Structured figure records
-------------------------

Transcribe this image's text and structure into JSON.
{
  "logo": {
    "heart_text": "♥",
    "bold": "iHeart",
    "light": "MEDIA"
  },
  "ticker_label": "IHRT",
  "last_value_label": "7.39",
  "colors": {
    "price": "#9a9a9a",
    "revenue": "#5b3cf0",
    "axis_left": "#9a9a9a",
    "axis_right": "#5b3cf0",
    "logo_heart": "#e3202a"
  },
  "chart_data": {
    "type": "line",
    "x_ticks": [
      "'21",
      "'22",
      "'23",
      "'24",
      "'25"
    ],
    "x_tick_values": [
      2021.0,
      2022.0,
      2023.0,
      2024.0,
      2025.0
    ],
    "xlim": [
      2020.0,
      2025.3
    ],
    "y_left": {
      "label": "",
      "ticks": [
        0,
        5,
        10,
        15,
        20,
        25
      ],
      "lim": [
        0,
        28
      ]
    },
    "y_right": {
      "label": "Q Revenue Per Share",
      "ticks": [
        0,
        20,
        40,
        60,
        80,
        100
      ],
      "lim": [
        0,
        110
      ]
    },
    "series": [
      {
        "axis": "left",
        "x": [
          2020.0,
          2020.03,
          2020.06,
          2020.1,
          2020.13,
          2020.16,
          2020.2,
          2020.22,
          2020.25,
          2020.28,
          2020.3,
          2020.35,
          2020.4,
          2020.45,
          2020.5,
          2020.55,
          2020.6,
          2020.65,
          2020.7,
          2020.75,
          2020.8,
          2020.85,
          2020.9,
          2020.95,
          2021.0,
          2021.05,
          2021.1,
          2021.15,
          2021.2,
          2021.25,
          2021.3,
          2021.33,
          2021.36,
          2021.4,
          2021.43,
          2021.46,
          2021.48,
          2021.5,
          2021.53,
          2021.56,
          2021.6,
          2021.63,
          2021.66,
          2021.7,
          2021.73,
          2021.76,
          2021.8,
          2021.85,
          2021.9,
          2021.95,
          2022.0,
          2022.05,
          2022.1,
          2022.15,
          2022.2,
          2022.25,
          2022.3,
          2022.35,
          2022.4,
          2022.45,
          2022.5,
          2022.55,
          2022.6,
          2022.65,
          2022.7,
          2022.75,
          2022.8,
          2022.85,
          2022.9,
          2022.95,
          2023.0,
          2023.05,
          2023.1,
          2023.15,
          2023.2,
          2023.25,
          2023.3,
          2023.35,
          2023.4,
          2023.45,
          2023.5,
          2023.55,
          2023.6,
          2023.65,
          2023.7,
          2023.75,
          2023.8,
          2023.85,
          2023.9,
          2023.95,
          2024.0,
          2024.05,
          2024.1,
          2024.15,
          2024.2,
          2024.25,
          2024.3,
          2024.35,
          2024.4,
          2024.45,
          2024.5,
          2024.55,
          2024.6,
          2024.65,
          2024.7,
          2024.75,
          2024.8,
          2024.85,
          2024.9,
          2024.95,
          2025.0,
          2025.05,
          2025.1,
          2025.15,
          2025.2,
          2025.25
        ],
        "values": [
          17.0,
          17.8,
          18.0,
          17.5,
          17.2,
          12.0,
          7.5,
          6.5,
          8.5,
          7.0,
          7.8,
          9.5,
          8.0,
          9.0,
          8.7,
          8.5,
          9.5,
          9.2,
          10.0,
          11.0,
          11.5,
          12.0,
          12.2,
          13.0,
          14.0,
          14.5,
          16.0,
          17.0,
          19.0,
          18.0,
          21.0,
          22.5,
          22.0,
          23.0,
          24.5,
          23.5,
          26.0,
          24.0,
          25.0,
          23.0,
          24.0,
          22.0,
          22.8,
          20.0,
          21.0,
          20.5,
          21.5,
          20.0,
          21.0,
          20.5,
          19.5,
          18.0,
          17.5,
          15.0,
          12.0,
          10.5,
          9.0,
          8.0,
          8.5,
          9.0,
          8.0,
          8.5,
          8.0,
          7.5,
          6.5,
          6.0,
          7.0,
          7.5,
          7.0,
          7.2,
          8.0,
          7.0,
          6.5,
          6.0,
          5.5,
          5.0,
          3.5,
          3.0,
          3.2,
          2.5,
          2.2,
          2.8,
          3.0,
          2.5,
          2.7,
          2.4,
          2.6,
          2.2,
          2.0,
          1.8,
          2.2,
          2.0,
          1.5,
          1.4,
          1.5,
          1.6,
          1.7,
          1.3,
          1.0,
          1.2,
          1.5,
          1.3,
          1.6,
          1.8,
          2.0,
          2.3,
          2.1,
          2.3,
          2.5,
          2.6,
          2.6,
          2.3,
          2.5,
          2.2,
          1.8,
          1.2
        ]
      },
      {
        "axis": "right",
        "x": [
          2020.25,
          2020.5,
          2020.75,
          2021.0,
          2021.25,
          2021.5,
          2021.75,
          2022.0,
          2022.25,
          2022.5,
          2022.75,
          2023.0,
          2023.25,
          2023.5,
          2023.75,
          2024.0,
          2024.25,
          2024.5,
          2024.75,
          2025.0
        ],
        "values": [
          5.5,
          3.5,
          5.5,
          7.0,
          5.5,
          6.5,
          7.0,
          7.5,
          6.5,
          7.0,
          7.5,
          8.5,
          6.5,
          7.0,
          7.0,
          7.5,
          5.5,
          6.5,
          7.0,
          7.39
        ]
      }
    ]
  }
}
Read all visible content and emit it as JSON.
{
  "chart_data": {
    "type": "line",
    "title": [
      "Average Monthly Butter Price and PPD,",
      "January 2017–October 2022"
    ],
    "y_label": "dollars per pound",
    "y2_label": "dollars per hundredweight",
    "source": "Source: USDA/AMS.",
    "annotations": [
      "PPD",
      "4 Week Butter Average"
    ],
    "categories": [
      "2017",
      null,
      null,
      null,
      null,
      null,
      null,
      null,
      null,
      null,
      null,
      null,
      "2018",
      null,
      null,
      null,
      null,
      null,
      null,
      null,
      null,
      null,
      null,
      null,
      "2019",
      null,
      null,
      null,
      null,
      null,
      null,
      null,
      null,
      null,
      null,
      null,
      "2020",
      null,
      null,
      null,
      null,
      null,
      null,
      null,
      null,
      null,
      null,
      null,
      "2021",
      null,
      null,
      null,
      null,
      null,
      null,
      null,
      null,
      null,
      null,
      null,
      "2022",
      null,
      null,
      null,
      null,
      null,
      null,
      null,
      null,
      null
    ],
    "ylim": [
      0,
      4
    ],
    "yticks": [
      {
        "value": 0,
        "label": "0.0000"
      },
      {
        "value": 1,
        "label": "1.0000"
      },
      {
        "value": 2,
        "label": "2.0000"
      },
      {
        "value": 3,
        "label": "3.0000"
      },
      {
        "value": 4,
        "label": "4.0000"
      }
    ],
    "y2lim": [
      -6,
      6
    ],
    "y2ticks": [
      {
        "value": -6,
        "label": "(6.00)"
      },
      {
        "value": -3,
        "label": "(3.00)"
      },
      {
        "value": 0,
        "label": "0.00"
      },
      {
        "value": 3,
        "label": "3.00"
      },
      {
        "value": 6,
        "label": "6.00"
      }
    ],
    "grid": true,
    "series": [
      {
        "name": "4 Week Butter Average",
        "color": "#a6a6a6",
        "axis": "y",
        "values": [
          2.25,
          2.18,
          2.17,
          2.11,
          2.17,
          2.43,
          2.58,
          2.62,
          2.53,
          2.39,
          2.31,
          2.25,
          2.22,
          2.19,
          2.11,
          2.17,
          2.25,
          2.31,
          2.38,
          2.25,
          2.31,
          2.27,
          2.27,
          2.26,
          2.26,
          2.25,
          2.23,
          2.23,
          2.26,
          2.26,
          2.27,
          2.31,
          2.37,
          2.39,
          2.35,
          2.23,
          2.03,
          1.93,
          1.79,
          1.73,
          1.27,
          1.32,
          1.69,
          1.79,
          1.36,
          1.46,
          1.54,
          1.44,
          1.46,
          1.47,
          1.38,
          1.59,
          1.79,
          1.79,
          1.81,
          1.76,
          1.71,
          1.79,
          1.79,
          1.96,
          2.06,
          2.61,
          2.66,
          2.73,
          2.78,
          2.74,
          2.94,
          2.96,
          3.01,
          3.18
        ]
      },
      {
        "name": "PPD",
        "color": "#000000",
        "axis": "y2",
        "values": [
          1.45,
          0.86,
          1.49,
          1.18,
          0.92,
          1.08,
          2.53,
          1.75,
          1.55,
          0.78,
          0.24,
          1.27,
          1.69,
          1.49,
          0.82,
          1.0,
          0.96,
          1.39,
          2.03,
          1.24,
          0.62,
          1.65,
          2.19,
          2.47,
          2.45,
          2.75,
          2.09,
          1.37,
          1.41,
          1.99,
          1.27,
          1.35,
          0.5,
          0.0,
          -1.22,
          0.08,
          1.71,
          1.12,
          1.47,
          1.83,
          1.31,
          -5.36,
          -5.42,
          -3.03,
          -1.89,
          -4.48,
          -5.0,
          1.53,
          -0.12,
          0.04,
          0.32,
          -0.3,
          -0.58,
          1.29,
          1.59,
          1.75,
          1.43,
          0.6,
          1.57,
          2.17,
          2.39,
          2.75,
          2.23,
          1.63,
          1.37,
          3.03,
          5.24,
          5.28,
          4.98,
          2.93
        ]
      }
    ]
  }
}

-------------------------

Your task is to collect every line above that contains the word "dollars".

- **Expected answer**:
    "y_label": "dollars per pound",
    "y2_label": "dollars per hundredweight",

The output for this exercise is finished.